• THE EXERCISE:
Write out every single entry exactly.

--- BEGIN DATASET ENTRIES ---

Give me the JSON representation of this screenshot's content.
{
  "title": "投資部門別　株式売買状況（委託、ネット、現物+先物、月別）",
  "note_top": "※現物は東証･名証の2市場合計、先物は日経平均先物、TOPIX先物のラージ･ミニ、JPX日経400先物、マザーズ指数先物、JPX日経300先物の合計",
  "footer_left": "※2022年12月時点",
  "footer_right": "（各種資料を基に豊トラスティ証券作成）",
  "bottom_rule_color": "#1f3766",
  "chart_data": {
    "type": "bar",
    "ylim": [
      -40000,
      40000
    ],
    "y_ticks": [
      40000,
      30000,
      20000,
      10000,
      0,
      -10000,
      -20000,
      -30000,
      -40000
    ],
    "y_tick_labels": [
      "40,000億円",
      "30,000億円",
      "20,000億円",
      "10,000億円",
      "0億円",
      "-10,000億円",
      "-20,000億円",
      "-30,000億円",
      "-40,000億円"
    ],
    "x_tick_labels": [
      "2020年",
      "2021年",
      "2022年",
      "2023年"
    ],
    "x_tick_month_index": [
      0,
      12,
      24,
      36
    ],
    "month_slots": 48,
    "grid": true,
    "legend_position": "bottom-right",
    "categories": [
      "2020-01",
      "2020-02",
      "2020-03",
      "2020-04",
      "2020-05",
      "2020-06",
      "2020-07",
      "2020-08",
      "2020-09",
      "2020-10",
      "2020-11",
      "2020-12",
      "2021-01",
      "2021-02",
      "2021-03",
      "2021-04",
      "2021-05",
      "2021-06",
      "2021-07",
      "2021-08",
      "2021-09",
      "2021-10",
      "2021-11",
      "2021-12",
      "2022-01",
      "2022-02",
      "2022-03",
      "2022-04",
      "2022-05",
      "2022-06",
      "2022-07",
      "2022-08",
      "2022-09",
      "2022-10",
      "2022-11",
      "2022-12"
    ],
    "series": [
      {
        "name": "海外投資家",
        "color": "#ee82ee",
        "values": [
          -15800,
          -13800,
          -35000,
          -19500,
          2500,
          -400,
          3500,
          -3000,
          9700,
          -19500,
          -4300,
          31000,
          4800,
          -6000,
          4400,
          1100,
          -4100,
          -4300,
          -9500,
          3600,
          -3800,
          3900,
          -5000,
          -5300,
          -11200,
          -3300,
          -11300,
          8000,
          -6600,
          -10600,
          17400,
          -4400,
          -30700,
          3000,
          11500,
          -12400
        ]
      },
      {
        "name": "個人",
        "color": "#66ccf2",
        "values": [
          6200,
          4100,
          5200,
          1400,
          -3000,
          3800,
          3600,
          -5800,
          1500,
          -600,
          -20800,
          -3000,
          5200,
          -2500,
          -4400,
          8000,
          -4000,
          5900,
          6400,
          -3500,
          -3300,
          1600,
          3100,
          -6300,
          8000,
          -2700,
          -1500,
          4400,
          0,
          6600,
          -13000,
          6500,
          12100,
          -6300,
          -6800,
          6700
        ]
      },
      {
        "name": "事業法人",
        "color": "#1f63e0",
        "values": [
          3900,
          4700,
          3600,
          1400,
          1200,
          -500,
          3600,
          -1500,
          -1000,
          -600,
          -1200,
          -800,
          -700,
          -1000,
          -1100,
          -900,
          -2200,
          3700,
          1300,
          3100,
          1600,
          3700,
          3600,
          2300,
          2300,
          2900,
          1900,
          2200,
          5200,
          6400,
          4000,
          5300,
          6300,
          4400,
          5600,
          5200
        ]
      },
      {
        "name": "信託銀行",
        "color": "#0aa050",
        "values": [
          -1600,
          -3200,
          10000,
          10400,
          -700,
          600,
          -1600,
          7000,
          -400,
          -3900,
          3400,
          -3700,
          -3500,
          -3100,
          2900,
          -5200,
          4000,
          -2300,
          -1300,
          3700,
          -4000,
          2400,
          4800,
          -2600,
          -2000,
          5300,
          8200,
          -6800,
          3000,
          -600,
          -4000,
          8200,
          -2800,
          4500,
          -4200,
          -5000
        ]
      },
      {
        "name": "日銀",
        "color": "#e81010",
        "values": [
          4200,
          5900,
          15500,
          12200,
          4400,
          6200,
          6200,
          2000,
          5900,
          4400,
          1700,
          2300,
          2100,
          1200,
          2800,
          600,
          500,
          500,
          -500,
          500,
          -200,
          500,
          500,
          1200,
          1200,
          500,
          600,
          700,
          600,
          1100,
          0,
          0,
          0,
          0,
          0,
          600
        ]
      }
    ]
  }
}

--- END DATASET ENTRIES ---

• THE COMPLETED TASK:
Give me the JSON representation of this screenshot's content.
{
  "title": "投資部門別　株式売買状況（委託、ネット、現物+先物、月別）",
  "note_top": "※現物は東証･名証の2市場合計、先物は日経平均先物、TOPIX先物のラージ･ミニ、JPX日経400先物、マザーズ指数先物、JPX日経300先物の合計",
  "footer_left": "※2022年12月時点",
  "footer_right": "（各種資料を基に豊トラスティ証券作成）",
  "bottom_rule_color": "#1f3766",
  "chart_data": {
    "type": "bar",
    "ylim": [
      -40000,
      40000
    ],
    "y_ticks": [
      40000,
      30000,
      20000,
      10000,
      0,
      -10000,
      -20000,
      -30000,
      -40000
    ],
    "y_tick_labels": [
      "40,000億円",
      "30,000億円",
      "20,000億円",
      "10,000億円",
      "0億円",
      "-10,000億円",
      "-20,000億円",
      "-30,000億円",
      "-40,000億円"
    ],
    "x_tick_labels": [
      "2020年",
      "2021年",
      "2022年",
      "2023年"
    ],
    "x_tick_month_index": [
      0,
      12,
      24,
      36
    ],
    "month_slots": 48,
    "grid": true,
    "legend_position": "bottom-right",
    "categories": [
      "2020-01",
      "2020-02",
      "2020-03",
      "2020-04",
      "2020-05",
      "2020-06",
      "2020-07",
      "2020-08",
      "2020-09",
      "2020-10",
      "2020-11",
      "2020-12",
      "2021-01",
      "2021-02",
      "2021-03",
      "2021-04",
      "2021-05",
      "2021-06",
      "2021-07",
      "2021-08",
      "2021-09",
      "2021-10",
      "2021-11",
      "2021-12",
      "2022-01",
      "2022-02",
      "2022-03",
      "2022-04",
      "2022-05",
      "2022-06",
      "2022-07",
      "2022-08",
      "2022-09",
      "2022-10",
      "2022-11",
      "2022-12"
    ],
    "series": [
      {
        "name": "海外投資家",
        "color": "#ee82ee",
        "values": [
          -15800,
          -13800,
          -35000,
          -19500,
          2500,
          -400,
          3500,
          -3000,
          9700,
          -19500,
          -4300,
          31000,
          4800,
          -6000,
          4400,
          1100,
          -4100,
          -4300,
          -9500,
          3600,
          -3800,
          3900,
          -5000,
          -5300,
          -11200,
          -3300,
          -11300,
          8000,
          -6600,
          -10600,
          17400,
          -4400,
          -30700,
          3000,
          11500,
          -12400
        ]
      },
      {
        "name": "個人",
        "color": "#66ccf2",
        "values": [
          6200,
          4100,
          5200,
          1400,
          -3000,
          3800,
          3600,
          -5800,
          1500,
          -600,
          -20800,
          -3000,
          5200,
          -2500,
          -4400,
          8000,
          -4000,
          5900,
          6400,
          -3500,
          -3300,
          1600,
          3100,
          -6300,
          8000,
          -2700,
          -1500,
          4400,
          0,
          6600,
          -13000,
          6500,
          12100,
          -6300,
          -6800,
          6700
        ]
      },
      {
        "name": "事業法人",
        "color": "#1f63e0",
        "values": [
          3900,
          4700,
          3600,
          1400,
          1200,
          -500,
          3600,
          -1500,
          -1000,
          -600,
          -1200,
          -800,
          -700,
          -1000,
          -1100,
          -900,
          -2200,
          3700,
          1300,
          3100,
          1600,
          3700,
          3600,
          2300,
          2300,
          2900,
          1900,
          2200,
          5200,
          6400,
          4000,
          5300,
          6300,
          4400,
          5600,
          5200
        ]
      },
      {
        "name": "信託銀行",
        "color": "#0aa050",
        "values": [
          -1600,
          -3200,
          10000,
          10400,
          -700,
          600,
          -1600,
          7000,
          -400,
          -3900,
          3400,
          -3700,
          -3500,
          -3100,
          2900,
          -5200,
          4000,
          -2300,
          -1300,
          3700,
          -4000,
          2400,
          4800,
          -2600,
          -2000,
          5300,
          8200,
          -6800,
          3000,
          -600,
          -4000,
          8200,
          -2800,
          4500,
          -4200,
          -5000
        ]
      },
      {
        "name": "日銀",
        "color": "#e81010",
        "values": [
          4200,
          5900,
          15500,
          12200,
          4400,
          6200,
          6200,
          2000,
          5900,
          4400,
          1700,
          2300,
          2100,
          1200,
          2800,
          600,
          500,
          500,
          -500,
          500,
          -200,
          500,
          500,
          1200,
          1200,
          500,
          600,
          700,
          600,
          1100,
          0,
          0,
          0,
          0,
          0,
          600
        ]
      }
    ]
  }
}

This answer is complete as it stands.